> Excerpt from a dataset:
----

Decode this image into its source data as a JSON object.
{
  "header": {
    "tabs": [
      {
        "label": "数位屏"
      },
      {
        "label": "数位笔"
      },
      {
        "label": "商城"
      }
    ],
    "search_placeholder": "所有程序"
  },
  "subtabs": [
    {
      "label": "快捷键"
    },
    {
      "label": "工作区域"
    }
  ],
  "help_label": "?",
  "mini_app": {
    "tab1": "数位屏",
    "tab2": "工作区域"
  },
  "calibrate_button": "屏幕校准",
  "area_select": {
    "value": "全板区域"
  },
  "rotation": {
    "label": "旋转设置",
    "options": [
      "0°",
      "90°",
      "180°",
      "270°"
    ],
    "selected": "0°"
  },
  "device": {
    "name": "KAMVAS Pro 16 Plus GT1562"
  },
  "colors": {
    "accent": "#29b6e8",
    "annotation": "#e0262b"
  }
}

----

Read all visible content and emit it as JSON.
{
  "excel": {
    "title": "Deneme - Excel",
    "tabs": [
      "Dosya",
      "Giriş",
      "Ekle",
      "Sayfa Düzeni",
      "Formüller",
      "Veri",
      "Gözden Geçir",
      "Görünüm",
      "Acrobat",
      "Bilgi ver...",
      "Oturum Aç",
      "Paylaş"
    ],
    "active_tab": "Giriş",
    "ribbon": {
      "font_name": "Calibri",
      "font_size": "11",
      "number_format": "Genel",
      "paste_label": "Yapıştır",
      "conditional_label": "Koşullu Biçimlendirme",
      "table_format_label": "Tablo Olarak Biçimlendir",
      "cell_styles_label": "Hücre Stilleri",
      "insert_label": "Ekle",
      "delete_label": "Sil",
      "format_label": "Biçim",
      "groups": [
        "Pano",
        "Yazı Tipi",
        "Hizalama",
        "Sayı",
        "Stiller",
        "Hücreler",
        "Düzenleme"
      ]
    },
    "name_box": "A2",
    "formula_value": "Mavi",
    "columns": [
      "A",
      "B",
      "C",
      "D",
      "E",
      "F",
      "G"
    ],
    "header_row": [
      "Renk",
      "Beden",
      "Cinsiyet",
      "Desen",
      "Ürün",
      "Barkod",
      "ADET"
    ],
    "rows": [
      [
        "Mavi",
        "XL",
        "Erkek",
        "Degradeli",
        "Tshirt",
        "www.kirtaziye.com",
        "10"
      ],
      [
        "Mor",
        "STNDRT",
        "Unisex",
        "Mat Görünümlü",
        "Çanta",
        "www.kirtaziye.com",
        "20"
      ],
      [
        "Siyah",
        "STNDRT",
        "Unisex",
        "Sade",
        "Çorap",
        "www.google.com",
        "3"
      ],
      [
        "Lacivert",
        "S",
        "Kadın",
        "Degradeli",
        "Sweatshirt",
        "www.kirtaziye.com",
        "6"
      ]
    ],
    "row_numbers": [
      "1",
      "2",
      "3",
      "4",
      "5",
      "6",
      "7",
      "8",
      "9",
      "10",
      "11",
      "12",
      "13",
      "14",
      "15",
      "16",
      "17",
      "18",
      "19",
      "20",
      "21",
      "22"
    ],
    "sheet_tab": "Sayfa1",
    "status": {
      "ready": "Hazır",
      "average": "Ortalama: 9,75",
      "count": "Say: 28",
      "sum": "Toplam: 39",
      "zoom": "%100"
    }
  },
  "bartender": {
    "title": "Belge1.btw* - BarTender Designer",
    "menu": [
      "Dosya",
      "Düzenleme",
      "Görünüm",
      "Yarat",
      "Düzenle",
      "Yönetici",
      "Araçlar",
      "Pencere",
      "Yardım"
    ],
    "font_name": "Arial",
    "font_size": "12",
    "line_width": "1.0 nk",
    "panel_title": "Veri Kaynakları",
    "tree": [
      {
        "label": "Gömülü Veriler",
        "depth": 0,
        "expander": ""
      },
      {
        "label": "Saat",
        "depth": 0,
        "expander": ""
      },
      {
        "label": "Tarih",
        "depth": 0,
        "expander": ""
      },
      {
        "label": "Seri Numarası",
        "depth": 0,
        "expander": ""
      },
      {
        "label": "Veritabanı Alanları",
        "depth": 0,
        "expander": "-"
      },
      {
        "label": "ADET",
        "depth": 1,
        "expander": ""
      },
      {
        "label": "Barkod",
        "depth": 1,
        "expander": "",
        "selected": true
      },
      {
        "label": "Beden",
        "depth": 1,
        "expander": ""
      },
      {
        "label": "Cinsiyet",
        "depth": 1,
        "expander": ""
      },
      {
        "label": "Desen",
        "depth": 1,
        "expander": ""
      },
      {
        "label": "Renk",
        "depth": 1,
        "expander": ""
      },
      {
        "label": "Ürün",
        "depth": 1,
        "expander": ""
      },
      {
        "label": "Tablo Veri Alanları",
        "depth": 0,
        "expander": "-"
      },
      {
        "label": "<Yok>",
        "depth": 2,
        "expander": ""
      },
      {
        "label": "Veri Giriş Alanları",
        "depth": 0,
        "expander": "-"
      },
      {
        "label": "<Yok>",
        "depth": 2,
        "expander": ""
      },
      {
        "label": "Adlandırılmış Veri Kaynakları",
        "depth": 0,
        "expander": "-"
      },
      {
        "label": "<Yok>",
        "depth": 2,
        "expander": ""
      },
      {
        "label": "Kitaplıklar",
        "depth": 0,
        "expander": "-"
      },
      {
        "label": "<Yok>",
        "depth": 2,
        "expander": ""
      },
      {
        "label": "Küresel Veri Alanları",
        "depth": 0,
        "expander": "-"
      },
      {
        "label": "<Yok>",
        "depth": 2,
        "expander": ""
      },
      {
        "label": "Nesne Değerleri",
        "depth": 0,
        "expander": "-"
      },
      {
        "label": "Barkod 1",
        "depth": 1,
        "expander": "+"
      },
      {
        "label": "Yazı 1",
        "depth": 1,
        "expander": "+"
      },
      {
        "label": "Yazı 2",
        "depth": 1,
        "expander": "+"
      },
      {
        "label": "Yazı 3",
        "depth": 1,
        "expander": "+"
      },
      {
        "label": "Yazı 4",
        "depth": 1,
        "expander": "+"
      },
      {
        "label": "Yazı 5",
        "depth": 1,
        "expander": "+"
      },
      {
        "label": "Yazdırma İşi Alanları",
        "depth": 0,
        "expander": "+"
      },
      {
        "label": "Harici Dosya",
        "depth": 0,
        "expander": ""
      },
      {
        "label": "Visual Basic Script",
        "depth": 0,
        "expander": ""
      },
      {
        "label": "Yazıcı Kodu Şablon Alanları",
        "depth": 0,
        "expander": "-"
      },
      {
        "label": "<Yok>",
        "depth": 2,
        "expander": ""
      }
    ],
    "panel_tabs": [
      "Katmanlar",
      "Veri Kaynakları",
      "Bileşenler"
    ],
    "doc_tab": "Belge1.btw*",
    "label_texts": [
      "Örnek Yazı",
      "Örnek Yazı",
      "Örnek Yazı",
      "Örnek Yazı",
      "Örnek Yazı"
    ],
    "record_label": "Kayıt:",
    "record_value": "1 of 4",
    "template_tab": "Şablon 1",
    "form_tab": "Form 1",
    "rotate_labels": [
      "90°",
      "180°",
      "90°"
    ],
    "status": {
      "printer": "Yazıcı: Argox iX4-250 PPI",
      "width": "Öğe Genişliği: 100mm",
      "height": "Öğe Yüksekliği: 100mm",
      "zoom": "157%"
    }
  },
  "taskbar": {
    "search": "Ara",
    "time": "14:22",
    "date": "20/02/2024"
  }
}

----

> WHAT TO PRODUCE:
Only the number is wanted: how many lines of the material above include the word "Giriş"?

> TASK ANSWER:
3